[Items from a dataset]
==========
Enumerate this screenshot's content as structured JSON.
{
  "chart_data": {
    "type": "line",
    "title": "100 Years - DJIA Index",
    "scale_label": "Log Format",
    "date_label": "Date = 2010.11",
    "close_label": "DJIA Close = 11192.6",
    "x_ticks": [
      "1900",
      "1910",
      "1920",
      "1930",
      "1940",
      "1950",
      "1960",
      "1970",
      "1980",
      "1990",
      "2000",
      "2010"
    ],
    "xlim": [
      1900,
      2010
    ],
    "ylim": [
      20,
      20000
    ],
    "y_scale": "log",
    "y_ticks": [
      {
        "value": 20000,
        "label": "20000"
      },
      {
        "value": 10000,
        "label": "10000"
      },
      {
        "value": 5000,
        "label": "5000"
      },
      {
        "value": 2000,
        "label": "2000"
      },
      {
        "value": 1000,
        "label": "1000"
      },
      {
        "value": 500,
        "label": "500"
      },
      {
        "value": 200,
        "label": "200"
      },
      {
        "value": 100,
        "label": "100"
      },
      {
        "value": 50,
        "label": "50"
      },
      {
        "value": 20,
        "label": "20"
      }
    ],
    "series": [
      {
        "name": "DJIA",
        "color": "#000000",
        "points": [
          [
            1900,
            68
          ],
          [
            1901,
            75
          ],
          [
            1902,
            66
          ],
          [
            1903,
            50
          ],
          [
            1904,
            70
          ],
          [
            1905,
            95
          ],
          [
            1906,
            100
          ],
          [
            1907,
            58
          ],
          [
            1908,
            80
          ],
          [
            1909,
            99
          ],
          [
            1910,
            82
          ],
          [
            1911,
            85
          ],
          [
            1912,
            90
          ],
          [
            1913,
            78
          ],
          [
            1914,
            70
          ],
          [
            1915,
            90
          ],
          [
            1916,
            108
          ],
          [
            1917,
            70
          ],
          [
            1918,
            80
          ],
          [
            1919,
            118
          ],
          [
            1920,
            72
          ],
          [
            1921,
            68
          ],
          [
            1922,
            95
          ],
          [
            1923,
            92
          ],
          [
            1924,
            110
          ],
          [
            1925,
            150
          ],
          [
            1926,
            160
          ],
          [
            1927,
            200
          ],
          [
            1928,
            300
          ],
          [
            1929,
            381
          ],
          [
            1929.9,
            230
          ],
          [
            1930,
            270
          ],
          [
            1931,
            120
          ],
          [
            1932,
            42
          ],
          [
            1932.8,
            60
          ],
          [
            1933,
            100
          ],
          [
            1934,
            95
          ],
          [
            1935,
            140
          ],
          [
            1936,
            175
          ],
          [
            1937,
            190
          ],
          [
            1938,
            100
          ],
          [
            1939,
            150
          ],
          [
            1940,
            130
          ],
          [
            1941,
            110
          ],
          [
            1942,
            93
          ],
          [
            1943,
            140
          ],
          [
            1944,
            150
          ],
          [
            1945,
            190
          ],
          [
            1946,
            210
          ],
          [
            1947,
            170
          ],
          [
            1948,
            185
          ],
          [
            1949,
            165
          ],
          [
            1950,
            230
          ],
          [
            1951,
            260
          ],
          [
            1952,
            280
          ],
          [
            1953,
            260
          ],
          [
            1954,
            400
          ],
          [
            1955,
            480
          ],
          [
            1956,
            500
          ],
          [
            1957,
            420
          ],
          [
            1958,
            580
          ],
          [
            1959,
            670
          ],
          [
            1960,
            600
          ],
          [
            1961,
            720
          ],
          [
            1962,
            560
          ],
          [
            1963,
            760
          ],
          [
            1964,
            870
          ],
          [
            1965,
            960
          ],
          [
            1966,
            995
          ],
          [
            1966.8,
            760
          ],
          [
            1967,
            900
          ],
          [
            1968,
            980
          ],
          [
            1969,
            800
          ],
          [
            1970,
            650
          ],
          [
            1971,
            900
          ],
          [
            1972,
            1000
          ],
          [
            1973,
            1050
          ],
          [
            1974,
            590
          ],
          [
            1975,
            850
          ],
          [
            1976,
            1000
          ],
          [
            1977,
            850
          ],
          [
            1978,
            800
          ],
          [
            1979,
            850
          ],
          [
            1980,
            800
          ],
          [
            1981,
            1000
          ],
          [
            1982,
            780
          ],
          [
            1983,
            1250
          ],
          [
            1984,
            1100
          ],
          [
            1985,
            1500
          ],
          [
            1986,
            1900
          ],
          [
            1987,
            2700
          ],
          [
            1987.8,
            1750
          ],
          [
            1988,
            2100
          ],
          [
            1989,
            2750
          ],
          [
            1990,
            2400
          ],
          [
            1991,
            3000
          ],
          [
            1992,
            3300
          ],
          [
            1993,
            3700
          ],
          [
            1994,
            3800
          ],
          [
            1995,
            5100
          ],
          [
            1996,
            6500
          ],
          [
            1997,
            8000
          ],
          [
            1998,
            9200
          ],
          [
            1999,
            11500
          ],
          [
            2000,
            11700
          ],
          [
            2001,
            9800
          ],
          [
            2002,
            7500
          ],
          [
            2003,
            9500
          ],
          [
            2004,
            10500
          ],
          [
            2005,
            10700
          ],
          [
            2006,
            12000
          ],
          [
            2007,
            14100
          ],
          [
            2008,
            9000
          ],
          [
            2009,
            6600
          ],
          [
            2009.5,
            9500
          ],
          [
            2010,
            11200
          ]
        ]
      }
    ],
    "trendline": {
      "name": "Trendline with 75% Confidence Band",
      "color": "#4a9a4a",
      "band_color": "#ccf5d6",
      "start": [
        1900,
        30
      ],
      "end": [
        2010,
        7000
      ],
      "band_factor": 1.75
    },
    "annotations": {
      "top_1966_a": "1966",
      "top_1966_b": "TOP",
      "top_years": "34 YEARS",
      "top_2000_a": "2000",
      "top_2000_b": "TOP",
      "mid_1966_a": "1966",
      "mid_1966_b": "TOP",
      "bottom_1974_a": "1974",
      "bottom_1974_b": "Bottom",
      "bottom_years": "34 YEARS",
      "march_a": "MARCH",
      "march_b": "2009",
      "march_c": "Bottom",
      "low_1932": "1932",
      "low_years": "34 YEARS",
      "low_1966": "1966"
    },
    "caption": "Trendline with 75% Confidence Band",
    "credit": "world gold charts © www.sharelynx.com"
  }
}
==========
[Exercise description]
Lines that include the word "DJIA" are to be extracted from the data above.

[Answer in full]
    "title": "100 Years - DJIA Index",
    "close_label": "DJIA Close = 11192.6",
        "name": "DJIA",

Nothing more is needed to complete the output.